◆ Work to complete ◆
Would you transcribe the whole listing exactly, minus its pictures?

◆ Extracted data ◆
** START **

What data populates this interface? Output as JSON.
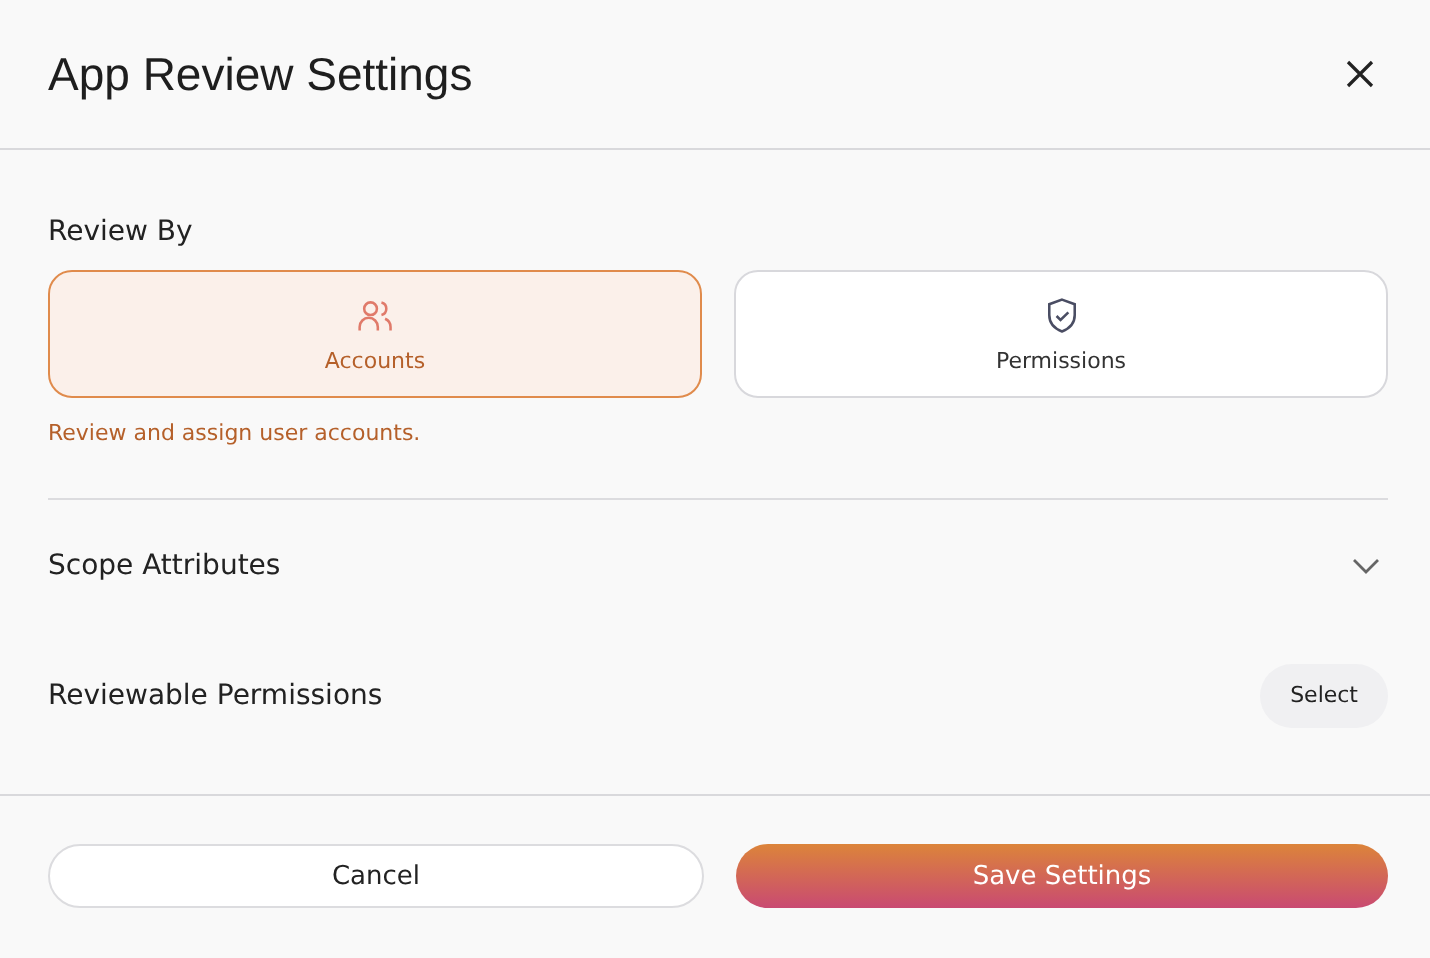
{
  "dialog": {
    "title": "App Review Settings"
  },
  "review_by": {
    "label": "Review By",
    "options": [
      {
        "label": "Accounts",
        "kind": "users",
        "selected": true
      },
      {
        "label": "Permissions",
        "kind": "shield",
        "selected": false
      }
    ],
    "description": "Review and assign user accounts."
  },
  "sections": [
    {
      "kind": "accordion",
      "label": "Scope Attributes",
      "expanded": false
    },
    {
      "kind": "select",
      "label": "Reviewable Permissions",
      "button": "Select"
    }
  ],
  "footer": {
    "cancel": "Cancel",
    "save": "Save Settings"
  }
}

** END **

◆ Final result ◆
What data populates this interface? Output as JSON.
{
  "dialog": {
    "title": "App Review Settings"
  },
  "review_by": {
    "label": "Review By",
    "options": [
      {
        "label": "Accounts",
        "kind": "users",
        "selected": true
      },
      {
        "label": "Permissions",
        "kind": "shield",
        "selected": false
      }
    ],
    "description": "Review and assign user accounts."
  },
  "sections": [
    {
      "kind": "accordion",
      "label": "Scope Attributes",
      "expanded": false
    },
    {
      "kind": "select",
      "label": "Reviewable Permissions",
      "button": "Select"
    }
  ],
  "footer": {
    "cancel": "Cancel",
    "save": "Save Settings"
  }
}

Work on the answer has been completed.